### Items from a data source
┄┄┄┄┄┄

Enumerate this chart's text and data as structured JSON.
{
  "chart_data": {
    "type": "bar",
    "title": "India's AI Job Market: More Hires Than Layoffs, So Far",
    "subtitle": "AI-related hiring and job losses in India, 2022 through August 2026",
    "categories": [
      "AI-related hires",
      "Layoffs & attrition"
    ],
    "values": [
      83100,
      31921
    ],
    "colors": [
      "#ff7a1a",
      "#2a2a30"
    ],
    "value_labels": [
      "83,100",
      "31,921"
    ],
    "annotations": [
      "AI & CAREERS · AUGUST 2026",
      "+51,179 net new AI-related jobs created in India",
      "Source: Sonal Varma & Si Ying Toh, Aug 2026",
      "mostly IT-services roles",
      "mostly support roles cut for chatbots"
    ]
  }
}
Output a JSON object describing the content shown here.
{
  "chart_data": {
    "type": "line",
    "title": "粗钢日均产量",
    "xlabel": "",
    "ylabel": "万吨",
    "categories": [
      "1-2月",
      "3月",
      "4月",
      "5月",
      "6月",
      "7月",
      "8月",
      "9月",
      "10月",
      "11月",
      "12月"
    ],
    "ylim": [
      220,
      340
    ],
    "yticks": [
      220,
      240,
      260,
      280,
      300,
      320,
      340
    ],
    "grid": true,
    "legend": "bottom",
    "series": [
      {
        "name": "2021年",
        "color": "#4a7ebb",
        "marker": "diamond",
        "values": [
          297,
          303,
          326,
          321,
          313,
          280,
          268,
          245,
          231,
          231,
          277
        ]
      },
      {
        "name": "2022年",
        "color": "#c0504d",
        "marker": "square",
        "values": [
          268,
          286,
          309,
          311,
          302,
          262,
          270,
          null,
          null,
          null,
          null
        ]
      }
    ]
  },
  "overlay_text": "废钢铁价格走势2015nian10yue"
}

┄┄┄┄┄┄

### WRITTEN REQUEST
Without leaving anything out, quote all the data.

### ANSWER FOR THE TASK
Enumerate this chart's text and data as structured JSON.
{
  "chart_data": {
    "type": "bar",
    "title": "India's AI Job Market: More Hires Than Layoffs, So Far",
    "subtitle": "AI-related hiring and job losses in India, 2022 through August 2026",
    "categories": [
      "AI-related hires",
      "Layoffs & attrition"
    ],
    "values": [
      83100,
      31921
    ],
    "colors": [
      "#ff7a1a",
      "#2a2a30"
    ],
    "value_labels": [
      "83,100",
      "31,921"
    ],
    "annotations": [
      "AI & CAREERS · AUGUST 2026",
      "+51,179 net new AI-related jobs created in India",
      "Source: Sonal Varma & Si Ying Toh, Aug 2026",
      "mostly IT-services roles",
      "mostly support roles cut for chatbots"
    ]
  }
}
Output a JSON object describing the content shown here.
{
  "chart_data": {
    "type": "line",
    "title": "粗钢日均产量",
    "xlabel": "",
    "ylabel": "万吨",
    "categories": [
      "1-2月",
      "3月",
      "4月",
      "5月",
      "6月",
      "7月",
      "8月",
      "9月",
      "10月",
      "11月",
      "12月"
    ],
    "ylim": [
      220,
      340
    ],
    "yticks": [
      220,
      240,
      260,
      280,
      300,
      320,
      340
    ],
    "grid": true,
    "legend": "bottom",
    "series": [
      {
        "name": "2021年",
        "color": "#4a7ebb",
        "marker": "diamond",
        "values": [
          297,
          303,
          326,
          321,
          313,
          280,
          268,
          245,
          231,
          231,
          277
        ]
      },
      {
        "name": "2022年",
        "color": "#c0504d",
        "marker": "square",
        "values": [
          268,
          286,
          309,
          311,
          302,
          262,
          270,
          null,
          null,
          null,
          null
        ]
      }
    ]
  },
  "overlay_text": "废钢铁价格走势2015nian10yue"
}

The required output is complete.